* [RECORDS]:
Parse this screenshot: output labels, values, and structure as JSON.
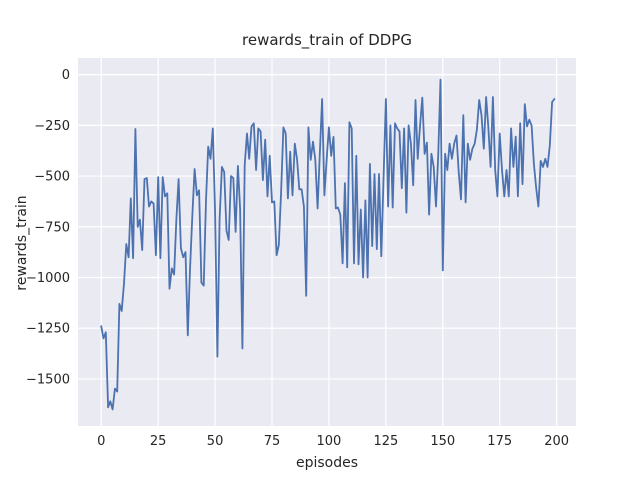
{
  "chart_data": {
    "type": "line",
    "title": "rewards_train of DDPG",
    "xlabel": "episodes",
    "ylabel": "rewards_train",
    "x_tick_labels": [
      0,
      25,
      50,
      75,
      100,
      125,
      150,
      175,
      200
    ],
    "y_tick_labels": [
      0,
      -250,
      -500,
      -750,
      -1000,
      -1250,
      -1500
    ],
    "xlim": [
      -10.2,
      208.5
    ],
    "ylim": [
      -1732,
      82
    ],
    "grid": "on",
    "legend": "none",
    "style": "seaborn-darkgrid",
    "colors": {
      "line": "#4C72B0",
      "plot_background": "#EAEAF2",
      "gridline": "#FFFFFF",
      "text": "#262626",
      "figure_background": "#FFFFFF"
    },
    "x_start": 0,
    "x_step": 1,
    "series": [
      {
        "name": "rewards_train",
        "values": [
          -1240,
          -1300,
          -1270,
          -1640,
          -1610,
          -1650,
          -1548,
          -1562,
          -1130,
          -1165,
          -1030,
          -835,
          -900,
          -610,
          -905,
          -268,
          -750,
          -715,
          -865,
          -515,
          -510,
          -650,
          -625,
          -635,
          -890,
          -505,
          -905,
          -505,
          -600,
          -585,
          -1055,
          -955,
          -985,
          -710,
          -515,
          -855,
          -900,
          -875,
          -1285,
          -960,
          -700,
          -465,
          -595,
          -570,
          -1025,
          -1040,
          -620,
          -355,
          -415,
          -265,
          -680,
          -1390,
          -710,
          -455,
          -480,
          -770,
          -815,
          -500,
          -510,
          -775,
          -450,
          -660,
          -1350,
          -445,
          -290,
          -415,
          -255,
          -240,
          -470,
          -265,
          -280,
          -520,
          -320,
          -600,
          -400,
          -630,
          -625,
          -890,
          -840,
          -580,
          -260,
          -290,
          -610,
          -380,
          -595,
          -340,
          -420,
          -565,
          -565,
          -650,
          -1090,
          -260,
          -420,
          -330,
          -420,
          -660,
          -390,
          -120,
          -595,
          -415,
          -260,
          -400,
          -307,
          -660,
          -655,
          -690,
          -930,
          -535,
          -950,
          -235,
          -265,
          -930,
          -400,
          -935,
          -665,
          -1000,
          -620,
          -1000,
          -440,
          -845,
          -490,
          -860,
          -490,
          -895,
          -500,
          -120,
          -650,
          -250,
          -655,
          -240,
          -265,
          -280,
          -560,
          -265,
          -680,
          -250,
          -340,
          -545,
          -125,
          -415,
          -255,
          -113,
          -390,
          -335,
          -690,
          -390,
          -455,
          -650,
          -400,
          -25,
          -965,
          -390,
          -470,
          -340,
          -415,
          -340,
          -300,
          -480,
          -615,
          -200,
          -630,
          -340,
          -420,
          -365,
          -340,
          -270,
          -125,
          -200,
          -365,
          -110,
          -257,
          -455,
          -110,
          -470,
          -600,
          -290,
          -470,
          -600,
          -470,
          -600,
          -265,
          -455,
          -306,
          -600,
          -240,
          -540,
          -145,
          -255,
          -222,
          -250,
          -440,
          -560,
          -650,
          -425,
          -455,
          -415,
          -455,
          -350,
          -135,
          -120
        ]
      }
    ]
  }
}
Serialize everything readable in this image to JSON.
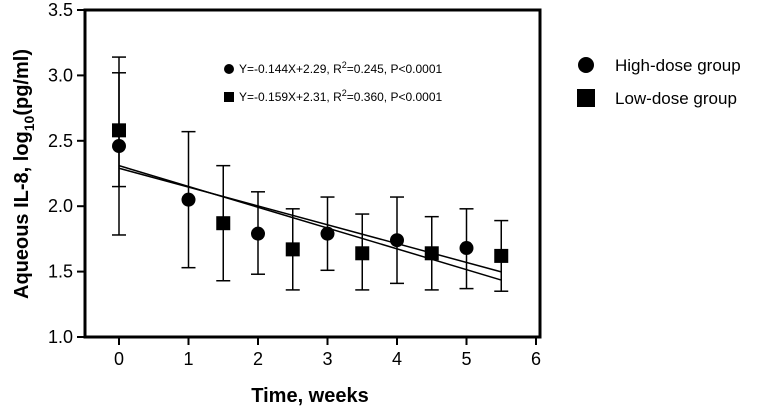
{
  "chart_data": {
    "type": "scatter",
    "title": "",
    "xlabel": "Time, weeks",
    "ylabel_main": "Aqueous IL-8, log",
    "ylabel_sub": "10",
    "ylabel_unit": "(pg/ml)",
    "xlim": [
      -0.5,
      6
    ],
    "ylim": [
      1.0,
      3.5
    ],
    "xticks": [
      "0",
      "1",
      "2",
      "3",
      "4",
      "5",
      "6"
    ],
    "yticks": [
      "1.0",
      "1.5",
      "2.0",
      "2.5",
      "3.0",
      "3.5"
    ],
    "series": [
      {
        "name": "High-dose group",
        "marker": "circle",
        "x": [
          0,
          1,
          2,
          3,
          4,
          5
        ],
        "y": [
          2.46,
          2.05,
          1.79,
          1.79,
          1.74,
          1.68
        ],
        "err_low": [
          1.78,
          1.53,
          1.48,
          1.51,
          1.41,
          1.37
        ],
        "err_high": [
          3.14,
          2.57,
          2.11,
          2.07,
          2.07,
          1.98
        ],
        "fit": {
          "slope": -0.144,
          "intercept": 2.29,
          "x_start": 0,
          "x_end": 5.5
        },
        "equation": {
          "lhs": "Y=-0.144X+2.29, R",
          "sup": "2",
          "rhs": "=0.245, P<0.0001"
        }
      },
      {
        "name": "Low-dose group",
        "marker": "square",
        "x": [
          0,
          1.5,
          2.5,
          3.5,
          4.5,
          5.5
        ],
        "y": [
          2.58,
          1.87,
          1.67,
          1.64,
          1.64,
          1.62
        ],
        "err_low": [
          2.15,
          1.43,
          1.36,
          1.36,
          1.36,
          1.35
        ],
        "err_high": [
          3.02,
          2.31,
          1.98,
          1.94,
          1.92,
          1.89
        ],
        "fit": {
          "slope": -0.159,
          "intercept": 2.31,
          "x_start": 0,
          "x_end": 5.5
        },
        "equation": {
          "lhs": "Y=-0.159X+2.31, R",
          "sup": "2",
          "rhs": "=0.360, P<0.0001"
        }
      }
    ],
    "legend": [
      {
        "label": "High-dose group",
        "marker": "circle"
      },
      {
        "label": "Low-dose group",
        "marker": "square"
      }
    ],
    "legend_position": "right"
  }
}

* [WHAT IS BEING ASKED]: In the copy, include no pictures; restate the listing above exactly.

* [TASK ANSWER]:
Parse this screenshot: output labels, values, and structure as JSON.
{
  "chart_data": {
    "type": "line",
    "title": "rewards_train of DDPG",
    "xlabel": "episodes",
    "ylabel": "rewards_train",
    "x_tick_labels": [
      0,
      25,
      50,
      75,
      100,
      125,
      150,
      175,
      200
    ],
    "y_tick_labels": [
      0,
      -250,
      -500,
      -750,
      -1000,
      -1250,
      -1500
    ],
    "xlim": [
      -10.2,
      208.5
    ],
    "ylim": [
      -1732,
      82
    ],
    "grid": "on",
    "legend": "none",
    "style": "seaborn-darkgrid",
    "colors": {
      "line": "#4C72B0",
      "plot_background": "#EAEAF2",
      "gridline": "#FFFFFF",
      "text": "#262626",
      "figure_background": "#FFFFFF"
    },
    "x_start": 0,
    "x_step": 1,
    "series": [
      {
        "name": "rewards_train",
        "values": [
          -1240,
          -1300,
          -1270,
          -1640,
          -1610,
          -1650,
          -1548,
          -1562,
          -1130,
          -1165,
          -1030,
          -835,
          -900,
          -610,
          -905,
          -268,
          -750,
          -715,
          -865,
          -515,
          -510,
          -650,
          -625,
          -635,
          -890,
          -505,
          -905,
          -505,
          -600,
          -585,
          -1055,
          -955,
          -985,
          -710,
          -515,
          -855,
          -900,
          -875,
          -1285,
          -960,
          -700,
          -465,
          -595,
          -570,
          -1025,
          -1040,
          -620,
          -355,
          -415,
          -265,
          -680,
          -1390,
          -710,
          -455,
          -480,
          -770,
          -815,
          -500,
          -510,
          -775,
          -450,
          -660,
          -1350,
          -445,
          -290,
          -415,
          -255,
          -240,
          -470,
          -265,
          -280,
          -520,
          -320,
          -600,
          -400,
          -630,
          -625,
          -890,
          -840,
          -580,
          -260,
          -290,
          -610,
          -380,
          -595,
          -340,
          -420,
          -565,
          -565,
          -650,
          -1090,
          -260,
          -420,
          -330,
          -420,
          -660,
          -390,
          -120,
          -595,
          -415,
          -260,
          -400,
          -307,
          -660,
          -655,
          -690,
          -930,
          -535,
          -950,
          -235,
          -265,
          -930,
          -400,
          -935,
          -665,
          -1000,
          -620,
          -1000,
          -440,
          -845,
          -490,
          -860,
          -490,
          -895,
          -500,
          -120,
          -650,
          -250,
          -655,
          -240,
          -265,
          -280,
          -560,
          -265,
          -680,
          -250,
          -340,
          -545,
          -125,
          -415,
          -255,
          -113,
          -390,
          -335,
          -690,
          -390,
          -455,
          -650,
          -400,
          -25,
          -965,
          -390,
          -470,
          -340,
          -415,
          -340,
          -300,
          -480,
          -615,
          -200,
          -630,
          -340,
          -420,
          -365,
          -340,
          -270,
          -125,
          -200,
          -365,
          -110,
          -257,
          -455,
          -110,
          -470,
          -600,
          -290,
          -470,
          -600,
          -470,
          -600,
          -265,
          -455,
          -306,
          -600,
          -240,
          -540,
          -145,
          -255,
          -222,
          -250,
          -440,
          -560,
          -650,
          -425,
          -455,
          -415,
          -455,
          -350,
          -135,
          -120
        ]
      }
    ]
  }
}
Serialize everything readable in this image to JSON.
{
  "chart_data": {
    "type": "scatter",
    "title": "",
    "xlabel": "Time, weeks",
    "ylabel_main": "Aqueous IL-8, log",
    "ylabel_sub": "10",
    "ylabel_unit": "(pg/ml)",
    "xlim": [
      -0.5,
      6
    ],
    "ylim": [
      1.0,
      3.5
    ],
    "xticks": [
      "0",
      "1",
      "2",
      "3",
      "4",
      "5",
      "6"
    ],
    "yticks": [
      "1.0",
      "1.5",
      "2.0",
      "2.5",
      "3.0",
      "3.5"
    ],
    "series": [
      {
        "name": "High-dose group",
        "marker": "circle",
        "x": [
          0,
          1,
          2,
          3,
          4,
          5
        ],
        "y": [
          2.46,
          2.05,
          1.79,
          1.79,
          1.74,
          1.68
        ],
        "err_low": [
          1.78,
          1.53,
          1.48,
          1.51,
          1.41,
          1.37
        ],
        "err_high": [
          3.14,
          2.57,
          2.11,
          2.07,
          2.07,
          1.98
        ],
        "fit": {
          "slope": -0.144,
          "intercept": 2.29,
          "x_start": 0,
          "x_end": 5.5
        },
        "equation": {
          "lhs": "Y=-0.144X+2.29, R",
          "sup": "2",
          "rhs": "=0.245, P<0.0001"
        }
      },
      {
        "name": "Low-dose group",
        "marker": "square",
        "x": [
          0,
          1.5,
          2.5,
          3.5,
          4.5,
          5.5
        ],
        "y": [
          2.58,
          1.87,
          1.67,
          1.64,
          1.64,
          1.62
        ],
        "err_low": [
          2.15,
          1.43,
          1.36,
          1.36,
          1.36,
          1.35
        ],
        "err_high": [
          3.02,
          2.31,
          1.98,
          1.94,
          1.92,
          1.89
        ],
        "fit": {
          "slope": -0.159,
          "intercept": 2.31,
          "x_start": 0,
          "x_end": 5.5
        },
        "equation": {
          "lhs": "Y=-0.159X+2.31, R",
          "sup": "2",
          "rhs": "=0.360, P<0.0001"
        }
      }
    ],
    "legend": [
      {
        "label": "High-dose group",
        "marker": "circle"
      },
      {
        "label": "Low-dose group",
        "marker": "square"
      }
    ],
    "legend_position": "right"
  }
}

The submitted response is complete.